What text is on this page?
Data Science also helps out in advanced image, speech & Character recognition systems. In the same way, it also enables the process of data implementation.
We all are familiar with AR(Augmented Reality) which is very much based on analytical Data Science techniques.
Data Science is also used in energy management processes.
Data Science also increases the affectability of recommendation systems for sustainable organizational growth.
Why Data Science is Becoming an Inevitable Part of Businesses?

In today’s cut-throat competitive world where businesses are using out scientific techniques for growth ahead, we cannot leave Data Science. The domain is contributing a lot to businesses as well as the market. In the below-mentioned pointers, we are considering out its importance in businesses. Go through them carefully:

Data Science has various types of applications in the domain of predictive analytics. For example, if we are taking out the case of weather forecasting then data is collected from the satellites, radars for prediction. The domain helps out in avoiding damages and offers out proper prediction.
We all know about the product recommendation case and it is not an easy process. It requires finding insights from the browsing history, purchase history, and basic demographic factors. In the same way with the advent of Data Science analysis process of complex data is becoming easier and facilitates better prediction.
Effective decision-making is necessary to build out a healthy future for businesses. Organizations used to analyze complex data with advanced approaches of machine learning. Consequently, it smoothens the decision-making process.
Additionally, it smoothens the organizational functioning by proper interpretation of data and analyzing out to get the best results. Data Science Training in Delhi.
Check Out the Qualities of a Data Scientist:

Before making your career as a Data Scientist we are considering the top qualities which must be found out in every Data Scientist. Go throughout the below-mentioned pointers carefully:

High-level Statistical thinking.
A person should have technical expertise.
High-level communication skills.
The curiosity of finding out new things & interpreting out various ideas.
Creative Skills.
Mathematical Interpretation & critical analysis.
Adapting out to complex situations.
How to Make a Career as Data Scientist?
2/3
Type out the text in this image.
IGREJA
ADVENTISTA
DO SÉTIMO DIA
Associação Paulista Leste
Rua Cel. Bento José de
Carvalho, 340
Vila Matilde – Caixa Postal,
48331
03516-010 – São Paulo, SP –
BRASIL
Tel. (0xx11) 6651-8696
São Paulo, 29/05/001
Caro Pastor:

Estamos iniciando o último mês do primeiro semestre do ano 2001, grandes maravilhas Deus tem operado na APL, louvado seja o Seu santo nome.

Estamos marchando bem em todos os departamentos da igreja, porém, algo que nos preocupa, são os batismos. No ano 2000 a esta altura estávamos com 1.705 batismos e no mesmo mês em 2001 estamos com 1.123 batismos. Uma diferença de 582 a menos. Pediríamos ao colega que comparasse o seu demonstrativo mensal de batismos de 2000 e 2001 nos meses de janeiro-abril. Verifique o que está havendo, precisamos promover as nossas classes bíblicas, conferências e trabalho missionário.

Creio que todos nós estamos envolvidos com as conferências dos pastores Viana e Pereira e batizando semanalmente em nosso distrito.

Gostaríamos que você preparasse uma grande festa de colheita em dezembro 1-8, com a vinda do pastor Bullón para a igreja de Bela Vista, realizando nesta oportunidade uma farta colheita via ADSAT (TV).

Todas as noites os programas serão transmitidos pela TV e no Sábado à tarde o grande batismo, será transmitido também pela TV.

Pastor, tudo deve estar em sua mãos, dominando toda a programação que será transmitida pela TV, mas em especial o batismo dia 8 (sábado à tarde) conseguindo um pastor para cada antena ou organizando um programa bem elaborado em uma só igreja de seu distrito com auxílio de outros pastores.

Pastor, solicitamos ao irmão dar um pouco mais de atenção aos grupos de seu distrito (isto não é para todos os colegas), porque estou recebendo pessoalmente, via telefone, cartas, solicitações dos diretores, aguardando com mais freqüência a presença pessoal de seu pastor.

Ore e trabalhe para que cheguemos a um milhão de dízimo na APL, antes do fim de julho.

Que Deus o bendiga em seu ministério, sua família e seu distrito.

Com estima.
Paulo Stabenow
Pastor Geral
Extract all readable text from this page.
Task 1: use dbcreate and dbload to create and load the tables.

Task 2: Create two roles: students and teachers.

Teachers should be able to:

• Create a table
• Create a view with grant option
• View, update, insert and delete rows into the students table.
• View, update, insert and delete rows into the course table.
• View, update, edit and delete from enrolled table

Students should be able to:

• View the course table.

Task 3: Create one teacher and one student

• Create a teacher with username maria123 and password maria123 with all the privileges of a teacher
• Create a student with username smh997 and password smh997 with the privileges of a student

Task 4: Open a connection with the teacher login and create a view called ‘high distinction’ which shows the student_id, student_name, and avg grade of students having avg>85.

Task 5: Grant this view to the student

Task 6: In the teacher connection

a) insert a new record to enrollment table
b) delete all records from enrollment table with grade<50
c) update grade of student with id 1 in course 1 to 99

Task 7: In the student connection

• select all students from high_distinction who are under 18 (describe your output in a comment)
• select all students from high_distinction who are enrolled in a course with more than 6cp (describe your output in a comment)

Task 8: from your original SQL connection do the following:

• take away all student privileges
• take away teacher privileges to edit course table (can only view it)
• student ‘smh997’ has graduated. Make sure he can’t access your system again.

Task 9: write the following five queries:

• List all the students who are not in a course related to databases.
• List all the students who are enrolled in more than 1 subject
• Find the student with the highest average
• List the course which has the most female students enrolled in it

_ _ _ _

— Directions for this task —
Go through the material and select each line with the string "Paulo" in it.

— The completed task —
03516-010 – São Paulo, SP –
São Paulo, 29/05/001
Paulo Stabenow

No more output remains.